(What you need to do): Print all the records exactly, please.

(Items):
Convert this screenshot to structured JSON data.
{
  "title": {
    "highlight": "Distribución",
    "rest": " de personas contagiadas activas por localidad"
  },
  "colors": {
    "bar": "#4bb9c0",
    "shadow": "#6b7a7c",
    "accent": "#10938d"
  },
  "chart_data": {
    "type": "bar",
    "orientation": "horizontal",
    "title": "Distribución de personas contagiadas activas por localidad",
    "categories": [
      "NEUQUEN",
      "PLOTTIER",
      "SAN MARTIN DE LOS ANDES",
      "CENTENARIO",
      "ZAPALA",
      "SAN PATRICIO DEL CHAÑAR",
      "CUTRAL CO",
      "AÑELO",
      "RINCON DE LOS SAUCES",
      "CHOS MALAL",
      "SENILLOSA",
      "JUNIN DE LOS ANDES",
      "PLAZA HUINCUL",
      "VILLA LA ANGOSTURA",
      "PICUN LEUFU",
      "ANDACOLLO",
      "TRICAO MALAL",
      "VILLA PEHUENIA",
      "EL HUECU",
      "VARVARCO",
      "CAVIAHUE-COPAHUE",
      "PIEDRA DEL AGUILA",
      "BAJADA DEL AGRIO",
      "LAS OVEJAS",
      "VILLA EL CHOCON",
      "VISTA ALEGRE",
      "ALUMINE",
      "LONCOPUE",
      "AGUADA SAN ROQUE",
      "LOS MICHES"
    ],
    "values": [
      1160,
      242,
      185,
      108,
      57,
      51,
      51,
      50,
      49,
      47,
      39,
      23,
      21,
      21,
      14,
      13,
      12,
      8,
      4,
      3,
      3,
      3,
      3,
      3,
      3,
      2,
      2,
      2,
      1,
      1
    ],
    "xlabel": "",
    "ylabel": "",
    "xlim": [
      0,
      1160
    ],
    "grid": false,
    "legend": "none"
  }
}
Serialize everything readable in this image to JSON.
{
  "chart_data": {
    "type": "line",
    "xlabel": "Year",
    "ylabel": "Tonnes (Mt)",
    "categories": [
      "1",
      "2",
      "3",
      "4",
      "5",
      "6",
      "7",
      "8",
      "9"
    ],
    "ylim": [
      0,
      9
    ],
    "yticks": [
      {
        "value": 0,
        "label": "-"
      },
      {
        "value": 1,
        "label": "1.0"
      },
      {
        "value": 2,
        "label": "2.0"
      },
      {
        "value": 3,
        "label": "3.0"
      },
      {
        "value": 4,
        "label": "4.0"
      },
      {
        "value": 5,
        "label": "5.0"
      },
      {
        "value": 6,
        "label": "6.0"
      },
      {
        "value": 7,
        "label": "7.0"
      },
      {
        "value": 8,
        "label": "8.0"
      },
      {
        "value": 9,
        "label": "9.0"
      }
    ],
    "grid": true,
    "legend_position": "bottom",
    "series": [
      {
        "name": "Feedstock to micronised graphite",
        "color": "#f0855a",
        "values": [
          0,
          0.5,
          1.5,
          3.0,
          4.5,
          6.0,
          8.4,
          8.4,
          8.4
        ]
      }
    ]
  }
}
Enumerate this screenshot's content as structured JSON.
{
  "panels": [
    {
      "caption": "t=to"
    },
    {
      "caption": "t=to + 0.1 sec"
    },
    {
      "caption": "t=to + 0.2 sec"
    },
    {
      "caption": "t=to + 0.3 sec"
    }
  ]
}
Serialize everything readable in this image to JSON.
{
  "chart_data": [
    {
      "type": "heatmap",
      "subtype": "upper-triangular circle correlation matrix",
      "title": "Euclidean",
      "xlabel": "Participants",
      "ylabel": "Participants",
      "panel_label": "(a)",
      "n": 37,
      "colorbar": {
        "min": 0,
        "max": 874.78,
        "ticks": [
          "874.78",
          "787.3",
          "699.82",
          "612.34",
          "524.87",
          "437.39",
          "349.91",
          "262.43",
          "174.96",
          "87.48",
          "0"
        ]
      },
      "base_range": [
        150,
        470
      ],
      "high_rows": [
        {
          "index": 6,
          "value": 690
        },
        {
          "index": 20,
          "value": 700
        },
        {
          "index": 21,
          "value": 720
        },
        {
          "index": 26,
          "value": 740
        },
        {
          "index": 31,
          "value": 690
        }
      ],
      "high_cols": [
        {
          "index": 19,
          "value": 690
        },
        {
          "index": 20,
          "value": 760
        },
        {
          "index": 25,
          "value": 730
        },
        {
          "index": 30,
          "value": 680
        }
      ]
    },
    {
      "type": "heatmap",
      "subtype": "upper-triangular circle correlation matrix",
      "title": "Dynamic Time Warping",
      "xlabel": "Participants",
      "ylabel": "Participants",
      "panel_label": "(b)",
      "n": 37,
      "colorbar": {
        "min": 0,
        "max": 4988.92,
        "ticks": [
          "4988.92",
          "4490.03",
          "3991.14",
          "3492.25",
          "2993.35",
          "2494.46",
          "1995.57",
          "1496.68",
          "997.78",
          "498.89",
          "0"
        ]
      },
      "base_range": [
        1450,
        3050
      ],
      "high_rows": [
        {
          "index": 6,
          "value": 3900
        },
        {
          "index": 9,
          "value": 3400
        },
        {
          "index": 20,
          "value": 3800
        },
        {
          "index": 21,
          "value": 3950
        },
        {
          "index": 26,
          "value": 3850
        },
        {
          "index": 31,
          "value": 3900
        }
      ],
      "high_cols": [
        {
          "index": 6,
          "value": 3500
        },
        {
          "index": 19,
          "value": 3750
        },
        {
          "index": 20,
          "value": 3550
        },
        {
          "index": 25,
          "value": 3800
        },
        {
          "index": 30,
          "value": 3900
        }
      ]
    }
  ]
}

(Answer to the problem):
Convert this screenshot to structured JSON data.
{
  "title": {
    "highlight": "Distribución",
    "rest": " de personas contagiadas activas por localidad"
  },
  "colors": {
    "bar": "#4bb9c0",
    "shadow": "#6b7a7c",
    "accent": "#10938d"
  },
  "chart_data": {
    "type": "bar",
    "orientation": "horizontal",
    "title": "Distribución de personas contagiadas activas por localidad",
    "categories": [
      "NEUQUEN",
      "PLOTTIER",
      "SAN MARTIN DE LOS ANDES",
      "CENTENARIO",
      "ZAPALA",
      "SAN PATRICIO DEL CHAÑAR",
      "CUTRAL CO",
      "AÑELO",
      "RINCON DE LOS SAUCES",
      "CHOS MALAL",
      "SENILLOSA",
      "JUNIN DE LOS ANDES",
      "PLAZA HUINCUL",
      "VILLA LA ANGOSTURA",
      "PICUN LEUFU",
      "ANDACOLLO",
      "TRICAO MALAL",
      "VILLA PEHUENIA",
      "EL HUECU",
      "VARVARCO",
      "CAVIAHUE-COPAHUE",
      "PIEDRA DEL AGUILA",
      "BAJADA DEL AGRIO",
      "LAS OVEJAS",
      "VILLA EL CHOCON",
      "VISTA ALEGRE",
      "ALUMINE",
      "LONCOPUE",
      "AGUADA SAN ROQUE",
      "LOS MICHES"
    ],
    "values": [
      1160,
      242,
      185,
      108,
      57,
      51,
      51,
      50,
      49,
      47,
      39,
      23,
      21,
      21,
      14,
      13,
      12,
      8,
      4,
      3,
      3,
      3,
      3,
      3,
      3,
      2,
      2,
      2,
      1,
      1
    ],
    "xlabel": "",
    "ylabel": "",
    "xlim": [
      0,
      1160
    ],
    "grid": false,
    "legend": "none"
  }
}
Serialize everything readable in this image to JSON.
{
  "chart_data": {
    "type": "line",
    "xlabel": "Year",
    "ylabel": "Tonnes (Mt)",
    "categories": [
      "1",
      "2",
      "3",
      "4",
      "5",
      "6",
      "7",
      "8",
      "9"
    ],
    "ylim": [
      0,
      9
    ],
    "yticks": [
      {
        "value": 0,
        "label": "-"
      },
      {
        "value": 1,
        "label": "1.0"
      },
      {
        "value": 2,
        "label": "2.0"
      },
      {
        "value": 3,
        "label": "3.0"
      },
      {
        "value": 4,
        "label": "4.0"
      },
      {
        "value": 5,
        "label": "5.0"
      },
      {
        "value": 6,
        "label": "6.0"
      },
      {
        "value": 7,
        "label": "7.0"
      },
      {
        "value": 8,
        "label": "8.0"
      },
      {
        "value": 9,
        "label": "9.0"
      }
    ],
    "grid": true,
    "legend_position": "bottom",
    "series": [
      {
        "name": "Feedstock to micronised graphite",
        "color": "#f0855a",
        "values": [
          0,
          0.5,
          1.5,
          3.0,
          4.5,
          6.0,
          8.4,
          8.4,
          8.4
        ]
      }
    ]
  }
}
Enumerate this screenshot's content as structured JSON.
{
  "panels": [
    {
      "caption": "t=to"
    },
    {
      "caption": "t=to + 0.1 sec"
    },
    {
      "caption": "t=to + 0.2 sec"
    },
    {
      "caption": "t=to + 0.3 sec"
    }
  ]
}
Serialize everything readable in this image to JSON.
{
  "chart_data": [
    {
      "type": "heatmap",
      "subtype": "upper-triangular circle correlation matrix",
      "title": "Euclidean",
      "xlabel": "Participants",
      "ylabel": "Participants",
      "panel_label": "(a)",
      "n": 37,
      "colorbar": {
        "min": 0,
        "max": 874.78,
        "ticks": [
          "874.78",
          "787.3",
          "699.82",
          "612.34",
          "524.87",
          "437.39",
          "349.91",
          "262.43",
          "174.96",
          "87.48",
          "0"
        ]
      },
      "base_range": [
        150,
        470
      ],
      "high_rows": [
        {
          "index": 6,
          "value": 690
        },
        {
          "index": 20,
          "value": 700
        },
        {
          "index": 21,
          "value": 720
        },
        {
          "index": 26,
          "value": 740
        },
        {
          "index": 31,
          "value": 690
        }
      ],
      "high_cols": [
        {
          "index": 19,
          "value": 690
        },
        {
          "index": 20,
          "value": 760
        },
        {
          "index": 25,
          "value": 730
        },
        {
          "index": 30,
          "value": 680
        }
      ]
    },
    {
      "type": "heatmap",
      "subtype": "upper-triangular circle correlation matrix",
      "title": "Dynamic Time Warping",
      "xlabel": "Participants",
      "ylabel": "Participants",
      "panel_label": "(b)",
      "n": 37,
      "colorbar": {
        "min": 0,
        "max": 4988.92,
        "ticks": [
          "4988.92",
          "4490.03",
          "3991.14",
          "3492.25",
          "2993.35",
          "2494.46",
          "1995.57",
          "1496.68",
          "997.78",
          "498.89",
          "0"
        ]
      },
      "base_range": [
        1450,
        3050
      ],
      "high_rows": [
        {
          "index": 6,
          "value": 3900
        },
        {
          "index": 9,
          "value": 3400
        },
        {
          "index": 20,
          "value": 3800
        },
        {
          "index": 21,
          "value": 3950
        },
        {
          "index": 26,
          "value": 3850
        },
        {
          "index": 31,
          "value": 3900
        }
      ],
      "high_cols": [
        {
          "index": 6,
          "value": 3500
        },
        {
          "index": 19,
          "value": 3750
        },
        {
          "index": 20,
          "value": 3550
        },
        {
          "index": 25,
          "value": 3800
        },
        {
          "index": 30,
          "value": 3900
        }
      ]
    }
  ]
}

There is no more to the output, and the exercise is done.